In full and without alteration, give the listing again.

● ● ● ●

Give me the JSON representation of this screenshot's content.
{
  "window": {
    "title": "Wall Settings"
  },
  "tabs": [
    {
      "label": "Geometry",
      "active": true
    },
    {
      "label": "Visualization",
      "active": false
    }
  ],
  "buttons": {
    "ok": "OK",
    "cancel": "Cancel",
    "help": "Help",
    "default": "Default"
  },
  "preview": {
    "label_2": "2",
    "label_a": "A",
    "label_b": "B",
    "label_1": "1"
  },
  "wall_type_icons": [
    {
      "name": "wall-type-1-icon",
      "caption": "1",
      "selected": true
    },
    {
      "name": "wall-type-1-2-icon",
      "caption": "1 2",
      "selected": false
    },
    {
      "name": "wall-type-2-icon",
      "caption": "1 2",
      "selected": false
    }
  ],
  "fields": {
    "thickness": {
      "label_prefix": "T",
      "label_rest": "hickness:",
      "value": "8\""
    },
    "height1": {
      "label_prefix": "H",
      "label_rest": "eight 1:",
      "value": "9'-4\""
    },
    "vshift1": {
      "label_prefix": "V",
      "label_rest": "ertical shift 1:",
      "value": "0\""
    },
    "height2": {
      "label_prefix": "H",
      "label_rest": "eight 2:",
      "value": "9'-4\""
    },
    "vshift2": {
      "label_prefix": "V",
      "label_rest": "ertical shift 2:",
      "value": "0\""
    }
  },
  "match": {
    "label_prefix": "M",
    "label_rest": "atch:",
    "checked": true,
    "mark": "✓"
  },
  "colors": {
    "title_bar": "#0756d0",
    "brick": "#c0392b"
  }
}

● ● ● ●

# THE OUTPUT
Give me the JSON representation of this screenshot's content.
{
  "window": {
    "title": "Wall Settings"
  },
  "tabs": [
    {
      "label": "Geometry",
      "active": true
    },
    {
      "label": "Visualization",
      "active": false
    }
  ],
  "buttons": {
    "ok": "OK",
    "cancel": "Cancel",
    "help": "Help",
    "default": "Default"
  },
  "preview": {
    "label_2": "2",
    "label_a": "A",
    "label_b": "B",
    "label_1": "1"
  },
  "wall_type_icons": [
    {
      "name": "wall-type-1-icon",
      "caption": "1",
      "selected": true
    },
    {
      "name": "wall-type-1-2-icon",
      "caption": "1 2",
      "selected": false
    },
    {
      "name": "wall-type-2-icon",
      "caption": "1 2",
      "selected": false
    }
  ],
  "fields": {
    "thickness": {
      "label_prefix": "T",
      "label_rest": "hickness:",
      "value": "8\""
    },
    "height1": {
      "label_prefix": "H",
      "label_rest": "eight 1:",
      "value": "9'-4\""
    },
    "vshift1": {
      "label_prefix": "V",
      "label_rest": "ertical shift 1:",
      "value": "0\""
    },
    "height2": {
      "label_prefix": "H",
      "label_rest": "eight 2:",
      "value": "9'-4\""
    },
    "vshift2": {
      "label_prefix": "V",
      "label_rest": "ertical shift 2:",
      "value": "0\""
    }
  },
  "match": {
    "label_prefix": "M",
    "label_rest": "atch:",
    "checked": true,
    "mark": "✓"
  },
  "colors": {
    "title_bar": "#0756d0",
    "brick": "#c0392b"
  }
}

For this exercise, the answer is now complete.